Locate each line of the material that contains "this", then return it.
↓↓↓
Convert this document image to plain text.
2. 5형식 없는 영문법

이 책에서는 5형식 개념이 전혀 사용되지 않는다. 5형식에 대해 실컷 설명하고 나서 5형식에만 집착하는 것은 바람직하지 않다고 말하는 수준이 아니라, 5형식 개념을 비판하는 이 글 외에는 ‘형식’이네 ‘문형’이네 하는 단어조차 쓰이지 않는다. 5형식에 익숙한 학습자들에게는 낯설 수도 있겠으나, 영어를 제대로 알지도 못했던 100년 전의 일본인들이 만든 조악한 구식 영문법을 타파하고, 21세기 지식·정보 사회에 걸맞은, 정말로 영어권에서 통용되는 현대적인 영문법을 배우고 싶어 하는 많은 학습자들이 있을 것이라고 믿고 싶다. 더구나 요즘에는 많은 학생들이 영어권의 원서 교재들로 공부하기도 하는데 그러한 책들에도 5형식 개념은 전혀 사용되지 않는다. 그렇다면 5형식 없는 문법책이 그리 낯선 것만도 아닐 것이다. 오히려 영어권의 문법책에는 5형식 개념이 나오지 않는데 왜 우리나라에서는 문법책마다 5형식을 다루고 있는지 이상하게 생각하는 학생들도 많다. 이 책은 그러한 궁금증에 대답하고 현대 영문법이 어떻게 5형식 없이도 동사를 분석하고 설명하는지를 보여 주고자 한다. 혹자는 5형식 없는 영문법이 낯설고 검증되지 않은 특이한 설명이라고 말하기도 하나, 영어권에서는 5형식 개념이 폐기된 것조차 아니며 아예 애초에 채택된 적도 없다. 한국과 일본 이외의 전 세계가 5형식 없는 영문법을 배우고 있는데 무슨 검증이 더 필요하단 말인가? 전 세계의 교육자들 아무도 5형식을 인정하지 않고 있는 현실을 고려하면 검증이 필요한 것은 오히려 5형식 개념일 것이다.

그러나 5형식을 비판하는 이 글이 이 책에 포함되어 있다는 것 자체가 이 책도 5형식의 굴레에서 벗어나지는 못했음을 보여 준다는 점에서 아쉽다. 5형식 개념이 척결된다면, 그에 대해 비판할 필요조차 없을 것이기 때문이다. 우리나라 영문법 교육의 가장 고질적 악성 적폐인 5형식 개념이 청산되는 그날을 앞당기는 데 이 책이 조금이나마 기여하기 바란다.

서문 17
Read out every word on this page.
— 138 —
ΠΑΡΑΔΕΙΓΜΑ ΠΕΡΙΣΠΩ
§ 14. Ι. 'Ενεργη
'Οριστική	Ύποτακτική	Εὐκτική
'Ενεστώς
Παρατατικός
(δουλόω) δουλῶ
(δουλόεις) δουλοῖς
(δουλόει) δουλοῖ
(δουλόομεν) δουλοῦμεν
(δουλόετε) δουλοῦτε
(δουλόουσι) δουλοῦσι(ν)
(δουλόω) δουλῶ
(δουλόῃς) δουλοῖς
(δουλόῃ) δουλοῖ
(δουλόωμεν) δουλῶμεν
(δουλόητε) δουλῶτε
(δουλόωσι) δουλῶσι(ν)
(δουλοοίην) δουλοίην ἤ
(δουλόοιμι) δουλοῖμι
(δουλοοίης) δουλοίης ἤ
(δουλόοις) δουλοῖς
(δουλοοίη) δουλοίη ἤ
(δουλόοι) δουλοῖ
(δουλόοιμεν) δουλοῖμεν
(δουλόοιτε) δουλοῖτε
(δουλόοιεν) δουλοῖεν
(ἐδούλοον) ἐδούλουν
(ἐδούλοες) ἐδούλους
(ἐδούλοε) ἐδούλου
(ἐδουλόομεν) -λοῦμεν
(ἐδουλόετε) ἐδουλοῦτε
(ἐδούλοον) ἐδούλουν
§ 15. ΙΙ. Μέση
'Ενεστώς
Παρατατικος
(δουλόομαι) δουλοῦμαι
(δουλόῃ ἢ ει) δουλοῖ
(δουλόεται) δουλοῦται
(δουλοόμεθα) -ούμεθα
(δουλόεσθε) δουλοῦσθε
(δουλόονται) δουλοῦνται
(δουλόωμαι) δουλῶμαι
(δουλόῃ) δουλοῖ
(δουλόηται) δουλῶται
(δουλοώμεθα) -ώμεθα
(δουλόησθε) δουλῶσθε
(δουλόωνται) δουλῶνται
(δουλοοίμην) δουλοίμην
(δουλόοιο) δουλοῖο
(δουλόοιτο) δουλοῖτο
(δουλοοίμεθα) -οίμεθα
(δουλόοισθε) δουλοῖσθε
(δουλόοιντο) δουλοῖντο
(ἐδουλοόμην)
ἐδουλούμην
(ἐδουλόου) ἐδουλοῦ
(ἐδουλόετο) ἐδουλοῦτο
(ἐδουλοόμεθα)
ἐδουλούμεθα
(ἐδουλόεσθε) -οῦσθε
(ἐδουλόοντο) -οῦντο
↑↑↑
# Exercise response
Convert this document image to plain text.
Read out every word on this page.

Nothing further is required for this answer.